The entries must be repeated verbatim, and their images left out.

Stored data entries
------
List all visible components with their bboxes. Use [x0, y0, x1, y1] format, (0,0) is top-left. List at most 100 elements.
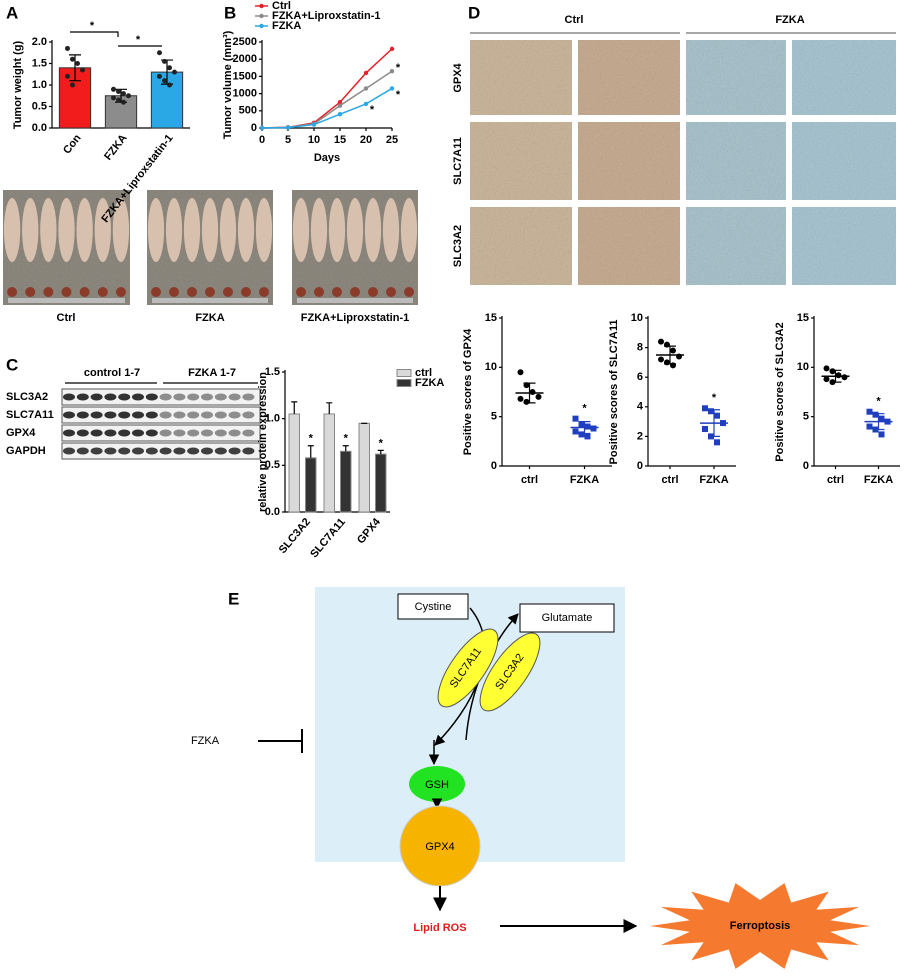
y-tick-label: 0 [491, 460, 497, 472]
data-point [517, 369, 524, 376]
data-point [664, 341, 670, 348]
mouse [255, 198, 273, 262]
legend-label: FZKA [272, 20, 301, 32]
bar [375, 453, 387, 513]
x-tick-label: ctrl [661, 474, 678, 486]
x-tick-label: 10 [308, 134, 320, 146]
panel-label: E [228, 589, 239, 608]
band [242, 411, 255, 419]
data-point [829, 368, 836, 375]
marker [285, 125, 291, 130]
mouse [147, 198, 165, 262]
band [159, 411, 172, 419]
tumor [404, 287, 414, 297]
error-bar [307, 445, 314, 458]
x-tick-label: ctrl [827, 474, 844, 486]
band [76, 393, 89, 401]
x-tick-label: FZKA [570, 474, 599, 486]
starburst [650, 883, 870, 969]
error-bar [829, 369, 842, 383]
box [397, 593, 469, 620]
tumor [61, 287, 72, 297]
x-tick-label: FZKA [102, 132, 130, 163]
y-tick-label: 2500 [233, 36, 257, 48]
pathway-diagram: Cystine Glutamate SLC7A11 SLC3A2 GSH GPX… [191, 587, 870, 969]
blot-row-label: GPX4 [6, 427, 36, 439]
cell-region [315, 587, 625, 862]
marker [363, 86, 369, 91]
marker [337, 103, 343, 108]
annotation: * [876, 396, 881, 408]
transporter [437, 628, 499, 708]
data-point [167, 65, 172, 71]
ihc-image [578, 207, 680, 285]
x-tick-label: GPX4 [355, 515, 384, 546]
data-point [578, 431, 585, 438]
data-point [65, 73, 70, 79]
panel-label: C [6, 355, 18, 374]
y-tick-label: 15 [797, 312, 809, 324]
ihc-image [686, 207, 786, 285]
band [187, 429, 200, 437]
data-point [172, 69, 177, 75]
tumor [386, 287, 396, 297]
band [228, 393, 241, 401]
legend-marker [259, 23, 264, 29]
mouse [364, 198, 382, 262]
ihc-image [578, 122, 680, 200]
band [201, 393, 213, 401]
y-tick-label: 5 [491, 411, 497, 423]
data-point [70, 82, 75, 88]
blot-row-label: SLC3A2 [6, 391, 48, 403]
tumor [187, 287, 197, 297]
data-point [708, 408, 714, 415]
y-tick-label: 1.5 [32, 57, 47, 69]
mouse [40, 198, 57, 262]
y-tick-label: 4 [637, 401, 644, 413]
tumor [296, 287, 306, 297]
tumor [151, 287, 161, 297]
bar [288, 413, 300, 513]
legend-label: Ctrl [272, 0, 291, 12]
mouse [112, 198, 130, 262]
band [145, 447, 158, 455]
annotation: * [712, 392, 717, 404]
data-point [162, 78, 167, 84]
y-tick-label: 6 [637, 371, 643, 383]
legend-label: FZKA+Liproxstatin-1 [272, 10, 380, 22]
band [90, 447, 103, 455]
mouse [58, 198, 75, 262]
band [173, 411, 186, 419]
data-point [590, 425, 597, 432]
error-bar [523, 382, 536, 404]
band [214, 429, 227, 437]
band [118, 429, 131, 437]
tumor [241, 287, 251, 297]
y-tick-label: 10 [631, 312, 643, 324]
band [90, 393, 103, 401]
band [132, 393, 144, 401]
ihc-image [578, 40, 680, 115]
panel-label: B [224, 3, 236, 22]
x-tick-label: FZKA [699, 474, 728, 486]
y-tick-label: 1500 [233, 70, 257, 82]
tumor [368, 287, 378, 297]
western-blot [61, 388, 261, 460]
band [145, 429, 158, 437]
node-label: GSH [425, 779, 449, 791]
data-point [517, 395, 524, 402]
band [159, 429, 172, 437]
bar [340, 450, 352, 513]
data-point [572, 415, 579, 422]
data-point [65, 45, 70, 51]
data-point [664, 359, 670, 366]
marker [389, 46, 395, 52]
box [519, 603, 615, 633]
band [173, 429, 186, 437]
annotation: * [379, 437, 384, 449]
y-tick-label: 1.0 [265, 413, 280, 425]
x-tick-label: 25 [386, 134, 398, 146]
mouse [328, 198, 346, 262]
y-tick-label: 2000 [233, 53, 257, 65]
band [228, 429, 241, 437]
------
▸ EXERCISE RESULT
List all visible components with their bboxes. Use [x0, y0, x1, y1] format, (0,0) is top-left. List at most 100 elements.
y-tick-label: 0 [491, 460, 497, 472]
data-point [517, 369, 524, 376]
data-point [664, 341, 670, 348]
mouse [255, 198, 273, 262]
legend-label: FZKA [272, 20, 301, 32]
bar [375, 453, 387, 513]
x-tick-label: ctrl [661, 474, 678, 486]
x-tick-label: 10 [308, 134, 320, 146]
panel-label: E [228, 589, 239, 608]
band [242, 411, 255, 419]
data-point [829, 368, 836, 375]
marker [285, 125, 291, 130]
mouse [147, 198, 165, 262]
band [159, 411, 172, 419]
tumor [404, 287, 414, 297]
error-bar [307, 445, 314, 458]
x-tick-label: ctrl [827, 474, 844, 486]
band [76, 393, 89, 401]
x-tick-label: FZKA [570, 474, 599, 486]
starburst [650, 883, 870, 969]
error-bar [829, 369, 842, 383]
box [397, 593, 469, 620]
tumor [61, 287, 72, 297]
x-tick-label: FZKA [102, 132, 130, 163]
y-tick-label: 2500 [233, 36, 257, 48]
pathway-diagram: Cystine Glutamate SLC7A11 SLC3A2 GSH GPX… [191, 587, 870, 969]
blot-row-label: GPX4 [6, 427, 36, 439]
cell-region [315, 587, 625, 862]
marker [363, 86, 369, 91]
marker [337, 103, 343, 108]
annotation: * [876, 396, 881, 408]
transporter [437, 628, 499, 708]
data-point [167, 65, 172, 71]
ihc-image [578, 207, 680, 285]
x-tick-label: GPX4 [355, 515, 384, 546]
data-point [578, 431, 585, 438]
data-point [65, 73, 70, 79]
panel-label: C [6, 355, 18, 374]
y-tick-label: 15 [797, 312, 809, 324]
ihc-image [686, 207, 786, 285]
band [187, 429, 200, 437]
data-point [172, 69, 177, 75]
tumor [386, 287, 396, 297]
band [228, 393, 241, 401]
legend-marker [259, 23, 264, 29]
mouse [364, 198, 382, 262]
ihc-image [578, 122, 680, 200]
band [201, 393, 213, 401]
y-tick-label: 5 [491, 411, 497, 423]
data-point [70, 82, 75, 88]
blot-row-label: SLC3A2 [6, 391, 48, 403]
tumor [187, 287, 197, 297]
data-point [708, 408, 714, 415]
y-tick-label: 1.5 [32, 57, 47, 69]
mouse [40, 198, 57, 262]
y-tick-label: 4 [637, 401, 644, 413]
tumor [296, 287, 306, 297]
tumor [151, 287, 161, 297]
bar [288, 413, 300, 513]
legend-label: Ctrl [272, 0, 291, 12]
mouse [112, 198, 130, 262]
band [145, 447, 158, 455]
annotation: * [712, 392, 717, 404]
data-point [162, 78, 167, 84]
y-tick-label: 6 [637, 371, 643, 383]
legend-label: FZKA+Liproxstatin-1 [272, 10, 380, 22]
band [90, 447, 103, 455]
mouse [58, 198, 75, 262]
band [173, 411, 186, 419]
data-point [590, 425, 597, 432]
error-bar [523, 382, 536, 404]
band [214, 429, 227, 437]
band [118, 429, 131, 437]
tumor [241, 287, 251, 297]
y-tick-label: 10 [631, 312, 643, 324]
band [90, 393, 103, 401]
band [132, 393, 144, 401]
ihc-image [578, 40, 680, 115]
panel-label: B [224, 3, 236, 22]
x-tick-label: FZKA [699, 474, 728, 486]
y-tick-label: 1500 [233, 70, 257, 82]
tumor [368, 287, 378, 297]
western-blot [61, 388, 261, 460]
band [145, 429, 158, 437]
node-label: GSH [425, 779, 449, 791]
data-point [517, 395, 524, 402]
band [159, 429, 172, 437]
bar [340, 450, 352, 513]
data-point [572, 415, 579, 422]
data-point [65, 45, 70, 51]
data-point [664, 359, 670, 366]
marker [389, 46, 395, 52]
box [519, 603, 615, 633]
band [173, 429, 186, 437]
annotation: * [379, 437, 384, 449]
y-tick-label: 1.0 [265, 413, 280, 425]
x-tick-label: 25 [386, 134, 398, 146]
mouse [328, 198, 346, 262]
y-tick-label: 2000 [233, 53, 257, 65]
band [228, 429, 241, 437]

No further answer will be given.